The request = In the records that follow, locate every line with "Type" and extract it.

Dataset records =
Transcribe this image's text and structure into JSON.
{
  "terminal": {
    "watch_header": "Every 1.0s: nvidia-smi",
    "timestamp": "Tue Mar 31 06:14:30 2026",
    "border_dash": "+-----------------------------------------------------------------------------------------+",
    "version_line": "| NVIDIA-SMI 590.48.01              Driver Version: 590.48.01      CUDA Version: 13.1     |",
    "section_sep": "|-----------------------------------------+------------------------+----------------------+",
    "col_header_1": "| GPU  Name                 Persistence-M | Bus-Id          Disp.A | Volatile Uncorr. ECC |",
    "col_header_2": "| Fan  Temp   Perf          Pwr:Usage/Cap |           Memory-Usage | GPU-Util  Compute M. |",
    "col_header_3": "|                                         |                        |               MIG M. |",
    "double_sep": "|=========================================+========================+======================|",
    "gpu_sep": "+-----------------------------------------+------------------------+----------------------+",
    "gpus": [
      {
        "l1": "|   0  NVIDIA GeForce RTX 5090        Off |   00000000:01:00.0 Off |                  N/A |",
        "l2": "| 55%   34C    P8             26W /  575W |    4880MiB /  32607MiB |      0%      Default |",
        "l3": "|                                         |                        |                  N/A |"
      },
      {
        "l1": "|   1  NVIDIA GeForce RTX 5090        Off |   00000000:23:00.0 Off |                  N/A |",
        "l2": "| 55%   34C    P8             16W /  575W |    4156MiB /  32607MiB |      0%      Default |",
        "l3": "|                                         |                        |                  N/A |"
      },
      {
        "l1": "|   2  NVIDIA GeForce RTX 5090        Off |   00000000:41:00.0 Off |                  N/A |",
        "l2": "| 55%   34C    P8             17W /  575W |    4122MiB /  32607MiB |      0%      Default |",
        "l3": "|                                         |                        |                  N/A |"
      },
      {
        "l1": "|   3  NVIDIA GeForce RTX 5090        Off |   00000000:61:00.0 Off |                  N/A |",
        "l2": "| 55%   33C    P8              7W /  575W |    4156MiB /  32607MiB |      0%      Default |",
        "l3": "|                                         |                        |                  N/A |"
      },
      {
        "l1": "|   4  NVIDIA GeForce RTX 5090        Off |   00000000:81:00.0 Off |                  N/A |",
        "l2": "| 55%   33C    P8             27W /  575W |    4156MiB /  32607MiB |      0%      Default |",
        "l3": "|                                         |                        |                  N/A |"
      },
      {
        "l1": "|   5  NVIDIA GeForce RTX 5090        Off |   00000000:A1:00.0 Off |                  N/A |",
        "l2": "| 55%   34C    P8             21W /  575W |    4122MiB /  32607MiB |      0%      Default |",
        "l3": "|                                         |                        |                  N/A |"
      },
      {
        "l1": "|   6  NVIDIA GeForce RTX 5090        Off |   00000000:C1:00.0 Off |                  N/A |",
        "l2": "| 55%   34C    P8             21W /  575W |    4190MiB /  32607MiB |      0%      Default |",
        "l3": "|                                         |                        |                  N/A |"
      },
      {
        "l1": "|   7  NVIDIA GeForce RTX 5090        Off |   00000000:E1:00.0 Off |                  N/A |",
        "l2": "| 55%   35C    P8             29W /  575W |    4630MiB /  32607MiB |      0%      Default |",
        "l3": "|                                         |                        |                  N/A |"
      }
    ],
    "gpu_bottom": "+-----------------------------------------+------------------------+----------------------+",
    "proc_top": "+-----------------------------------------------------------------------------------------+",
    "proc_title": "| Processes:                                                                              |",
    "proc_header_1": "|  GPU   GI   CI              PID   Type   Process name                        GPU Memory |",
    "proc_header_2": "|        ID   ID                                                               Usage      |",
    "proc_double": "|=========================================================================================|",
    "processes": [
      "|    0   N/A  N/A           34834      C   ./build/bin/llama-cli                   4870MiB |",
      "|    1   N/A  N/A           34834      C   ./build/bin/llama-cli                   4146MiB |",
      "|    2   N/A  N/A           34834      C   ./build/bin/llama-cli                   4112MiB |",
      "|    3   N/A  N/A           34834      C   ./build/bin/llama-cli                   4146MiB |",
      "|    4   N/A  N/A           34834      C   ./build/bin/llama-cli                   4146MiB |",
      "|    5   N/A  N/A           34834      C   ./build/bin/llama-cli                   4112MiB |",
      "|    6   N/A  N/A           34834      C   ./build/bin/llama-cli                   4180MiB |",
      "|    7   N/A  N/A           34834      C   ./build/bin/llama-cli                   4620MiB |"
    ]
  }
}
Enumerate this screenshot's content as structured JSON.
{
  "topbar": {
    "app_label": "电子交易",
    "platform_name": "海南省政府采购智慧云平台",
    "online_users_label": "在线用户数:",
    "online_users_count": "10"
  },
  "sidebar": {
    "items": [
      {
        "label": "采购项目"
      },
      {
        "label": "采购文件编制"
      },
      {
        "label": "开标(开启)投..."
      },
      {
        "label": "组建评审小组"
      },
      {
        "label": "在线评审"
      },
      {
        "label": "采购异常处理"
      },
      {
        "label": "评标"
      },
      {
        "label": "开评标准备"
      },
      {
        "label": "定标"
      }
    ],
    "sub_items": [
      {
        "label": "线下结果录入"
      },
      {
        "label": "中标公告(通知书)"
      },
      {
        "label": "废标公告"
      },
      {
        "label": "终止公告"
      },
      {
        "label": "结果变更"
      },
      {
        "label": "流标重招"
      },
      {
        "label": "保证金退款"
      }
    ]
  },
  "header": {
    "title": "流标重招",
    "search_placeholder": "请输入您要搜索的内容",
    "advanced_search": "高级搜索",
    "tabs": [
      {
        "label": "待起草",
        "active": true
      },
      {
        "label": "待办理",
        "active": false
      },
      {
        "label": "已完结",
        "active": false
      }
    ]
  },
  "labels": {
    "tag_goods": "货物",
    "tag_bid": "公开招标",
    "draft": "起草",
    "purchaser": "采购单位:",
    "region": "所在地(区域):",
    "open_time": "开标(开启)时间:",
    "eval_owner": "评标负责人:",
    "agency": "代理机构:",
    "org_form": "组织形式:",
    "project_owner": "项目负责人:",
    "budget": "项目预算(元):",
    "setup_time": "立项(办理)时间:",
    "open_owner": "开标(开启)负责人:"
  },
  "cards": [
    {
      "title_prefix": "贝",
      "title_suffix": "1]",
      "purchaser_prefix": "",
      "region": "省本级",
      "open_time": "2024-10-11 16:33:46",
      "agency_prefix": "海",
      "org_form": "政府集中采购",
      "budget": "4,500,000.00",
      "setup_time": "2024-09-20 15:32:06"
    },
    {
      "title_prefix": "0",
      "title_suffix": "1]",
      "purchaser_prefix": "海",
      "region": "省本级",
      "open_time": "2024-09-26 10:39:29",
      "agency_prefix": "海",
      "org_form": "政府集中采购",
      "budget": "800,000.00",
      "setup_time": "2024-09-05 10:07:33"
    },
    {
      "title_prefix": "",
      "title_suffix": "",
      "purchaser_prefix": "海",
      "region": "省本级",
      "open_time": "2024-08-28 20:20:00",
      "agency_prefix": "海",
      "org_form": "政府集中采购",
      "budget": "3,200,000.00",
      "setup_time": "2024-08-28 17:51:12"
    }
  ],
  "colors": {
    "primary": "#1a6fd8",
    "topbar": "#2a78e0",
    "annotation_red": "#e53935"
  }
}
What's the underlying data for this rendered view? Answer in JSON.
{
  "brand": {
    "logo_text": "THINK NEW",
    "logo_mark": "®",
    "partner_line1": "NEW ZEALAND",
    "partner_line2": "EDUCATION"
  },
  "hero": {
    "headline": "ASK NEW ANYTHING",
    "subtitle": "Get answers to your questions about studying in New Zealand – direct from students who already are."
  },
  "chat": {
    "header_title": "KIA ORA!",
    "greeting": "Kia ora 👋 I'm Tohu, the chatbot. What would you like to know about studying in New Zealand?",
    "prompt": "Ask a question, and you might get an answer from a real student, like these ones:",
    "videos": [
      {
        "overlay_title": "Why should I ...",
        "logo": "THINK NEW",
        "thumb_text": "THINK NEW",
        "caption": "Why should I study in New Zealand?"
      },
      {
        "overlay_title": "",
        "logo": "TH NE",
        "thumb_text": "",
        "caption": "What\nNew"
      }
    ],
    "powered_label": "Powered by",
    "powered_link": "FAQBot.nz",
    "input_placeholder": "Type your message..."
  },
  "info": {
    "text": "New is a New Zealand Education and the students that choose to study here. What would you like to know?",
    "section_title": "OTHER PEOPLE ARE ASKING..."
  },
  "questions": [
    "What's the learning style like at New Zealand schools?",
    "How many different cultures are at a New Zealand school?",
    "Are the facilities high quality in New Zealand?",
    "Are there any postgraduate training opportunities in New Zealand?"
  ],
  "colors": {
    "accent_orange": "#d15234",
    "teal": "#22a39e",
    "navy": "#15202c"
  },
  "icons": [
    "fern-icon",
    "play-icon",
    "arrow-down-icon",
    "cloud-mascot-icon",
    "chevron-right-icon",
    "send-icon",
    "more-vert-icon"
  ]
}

Complete answer =
    "proc_header_1": "|  GPU   GI   CI              PID   Type   Process name                        GPU Memory |",
    "input_placeholder": "Type your message..."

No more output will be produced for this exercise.